━━━ INPUT ━━━

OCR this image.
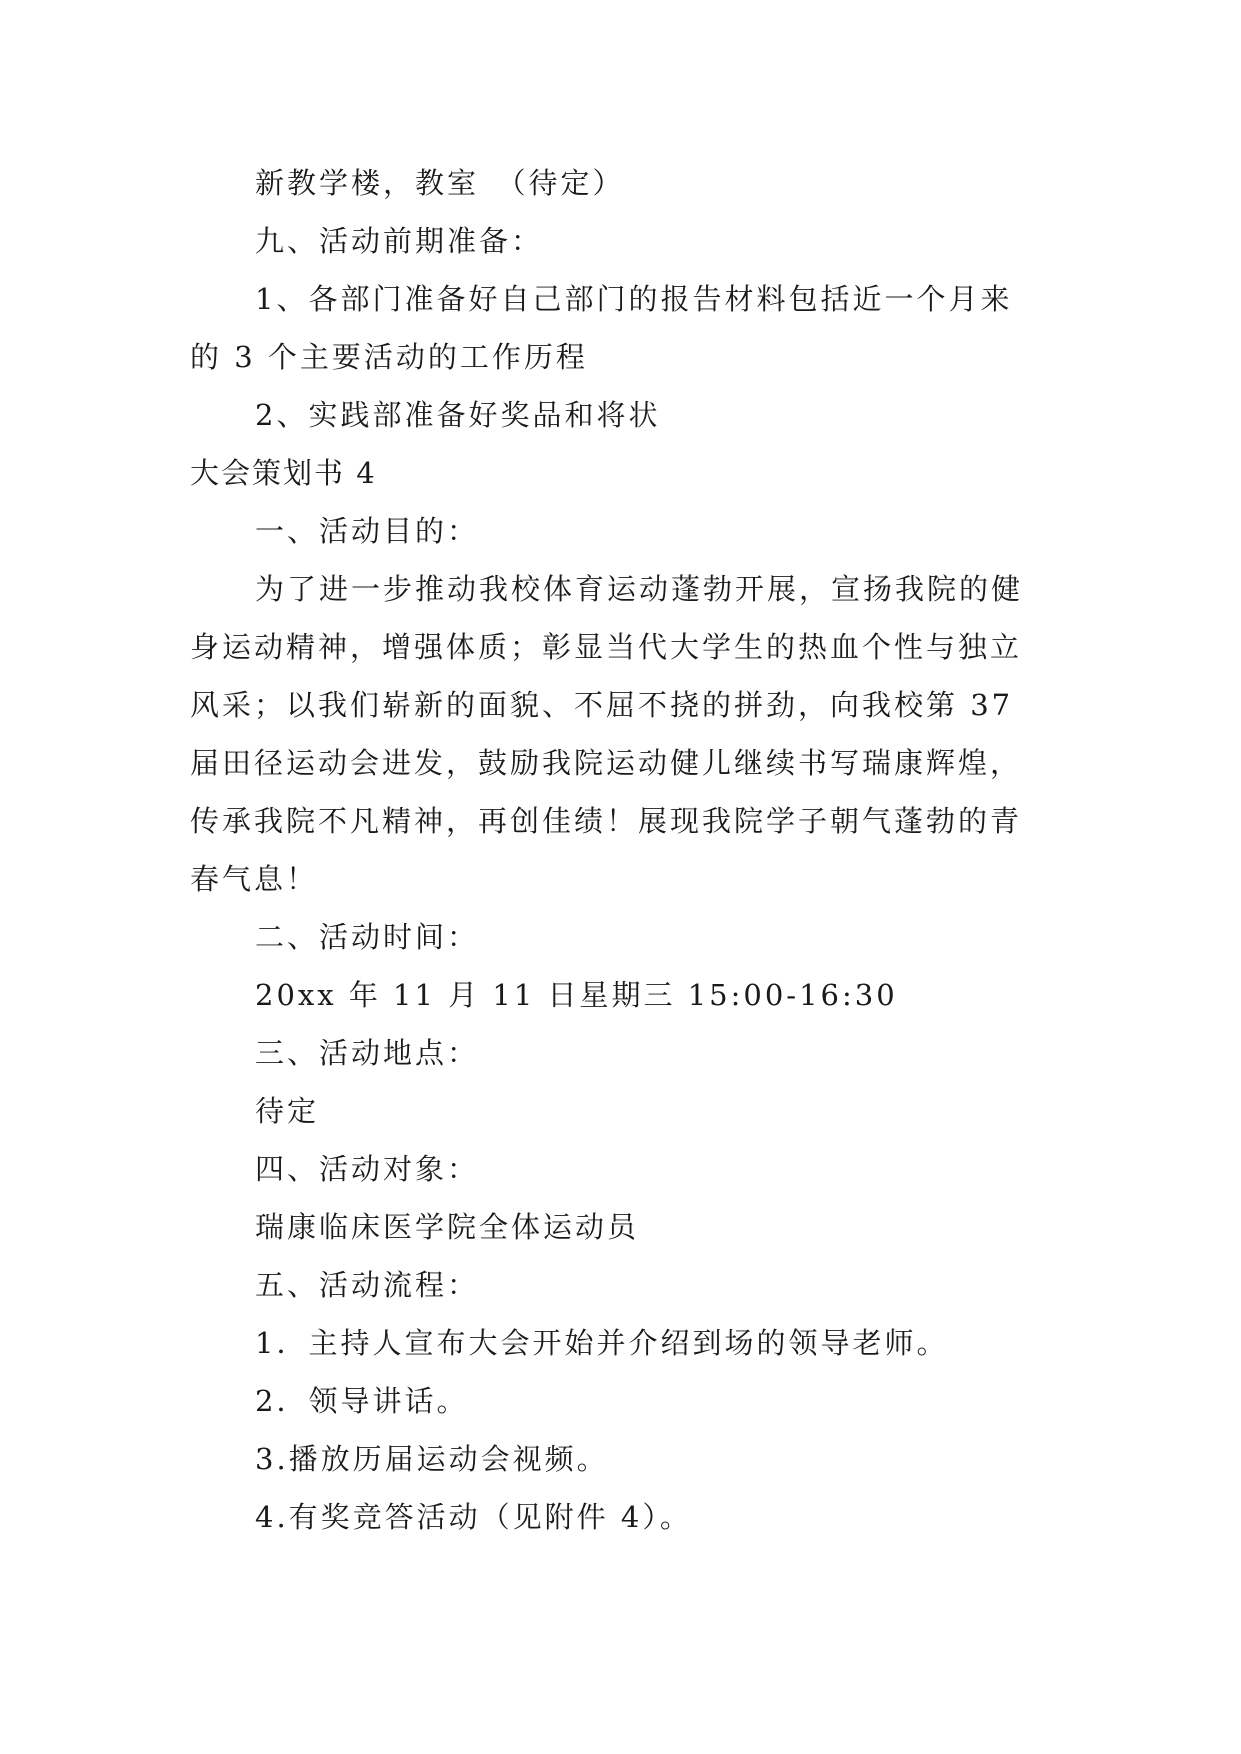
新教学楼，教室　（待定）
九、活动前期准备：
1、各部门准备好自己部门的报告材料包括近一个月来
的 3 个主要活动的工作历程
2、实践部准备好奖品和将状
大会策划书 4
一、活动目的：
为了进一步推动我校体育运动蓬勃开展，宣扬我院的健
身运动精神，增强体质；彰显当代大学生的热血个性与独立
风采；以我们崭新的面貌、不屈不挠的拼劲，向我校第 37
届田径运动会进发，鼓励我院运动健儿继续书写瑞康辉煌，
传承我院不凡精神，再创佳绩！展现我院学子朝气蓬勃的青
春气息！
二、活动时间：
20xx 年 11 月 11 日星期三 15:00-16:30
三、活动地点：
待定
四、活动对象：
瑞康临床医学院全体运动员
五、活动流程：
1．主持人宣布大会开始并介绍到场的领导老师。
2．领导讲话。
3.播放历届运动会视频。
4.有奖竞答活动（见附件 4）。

━━━
━━━ INPUT ━━━

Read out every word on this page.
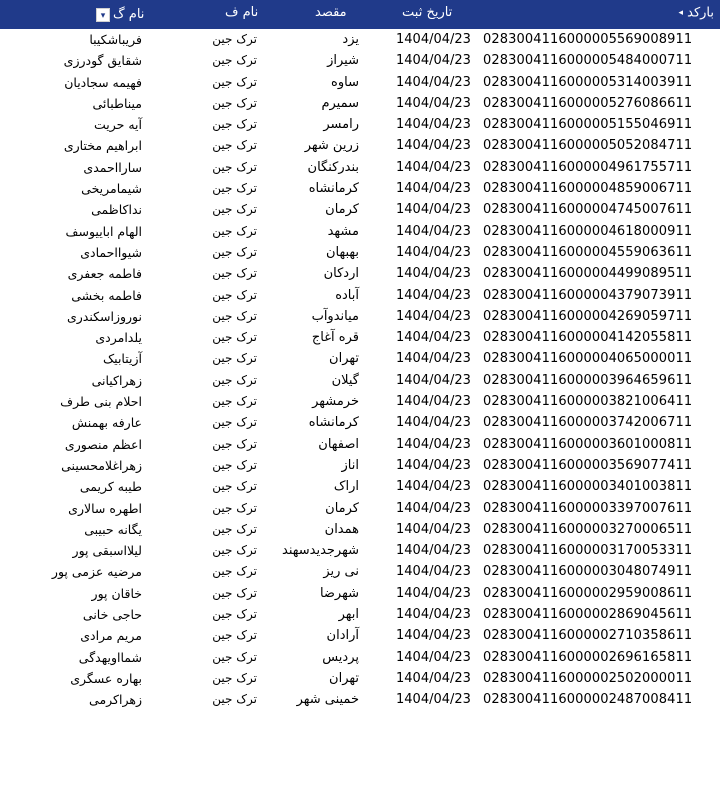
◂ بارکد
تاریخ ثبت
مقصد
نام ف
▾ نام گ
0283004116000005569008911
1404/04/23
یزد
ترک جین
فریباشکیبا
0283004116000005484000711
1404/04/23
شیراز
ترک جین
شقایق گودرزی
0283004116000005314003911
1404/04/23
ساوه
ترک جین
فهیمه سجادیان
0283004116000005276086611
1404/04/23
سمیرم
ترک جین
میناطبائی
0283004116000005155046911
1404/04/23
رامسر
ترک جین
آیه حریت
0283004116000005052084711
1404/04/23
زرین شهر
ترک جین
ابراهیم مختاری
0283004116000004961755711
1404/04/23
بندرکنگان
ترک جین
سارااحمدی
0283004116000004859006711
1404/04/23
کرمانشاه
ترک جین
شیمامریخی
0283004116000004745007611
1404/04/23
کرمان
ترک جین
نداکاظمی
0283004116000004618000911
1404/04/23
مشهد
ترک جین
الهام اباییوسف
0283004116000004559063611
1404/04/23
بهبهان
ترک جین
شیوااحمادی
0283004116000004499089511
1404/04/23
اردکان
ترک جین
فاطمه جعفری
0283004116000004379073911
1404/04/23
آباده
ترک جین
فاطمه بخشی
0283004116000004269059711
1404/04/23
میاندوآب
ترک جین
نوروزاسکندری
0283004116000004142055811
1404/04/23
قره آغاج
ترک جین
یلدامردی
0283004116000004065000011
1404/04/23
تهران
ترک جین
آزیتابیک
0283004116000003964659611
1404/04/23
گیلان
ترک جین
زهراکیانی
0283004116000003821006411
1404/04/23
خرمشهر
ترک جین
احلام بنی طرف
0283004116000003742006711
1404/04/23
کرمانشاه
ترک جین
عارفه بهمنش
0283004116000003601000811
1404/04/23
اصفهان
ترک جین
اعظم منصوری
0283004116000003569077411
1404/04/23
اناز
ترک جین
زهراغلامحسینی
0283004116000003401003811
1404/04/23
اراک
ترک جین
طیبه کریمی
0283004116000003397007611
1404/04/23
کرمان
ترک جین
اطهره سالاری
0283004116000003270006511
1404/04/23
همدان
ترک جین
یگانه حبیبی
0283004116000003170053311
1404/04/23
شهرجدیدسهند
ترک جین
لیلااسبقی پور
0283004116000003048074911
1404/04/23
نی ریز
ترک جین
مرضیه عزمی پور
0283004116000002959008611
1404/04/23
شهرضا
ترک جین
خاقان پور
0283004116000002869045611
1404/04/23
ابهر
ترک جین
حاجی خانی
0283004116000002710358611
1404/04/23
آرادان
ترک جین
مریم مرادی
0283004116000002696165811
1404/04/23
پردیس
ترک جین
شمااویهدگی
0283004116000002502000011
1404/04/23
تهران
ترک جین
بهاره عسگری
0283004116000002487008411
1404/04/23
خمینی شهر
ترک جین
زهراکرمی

━━━

## STATED GOAL
Select and copy each line from the data that includes the word "this".

## FINISHED ANSWER
OCR this image.
Read out every word on this page.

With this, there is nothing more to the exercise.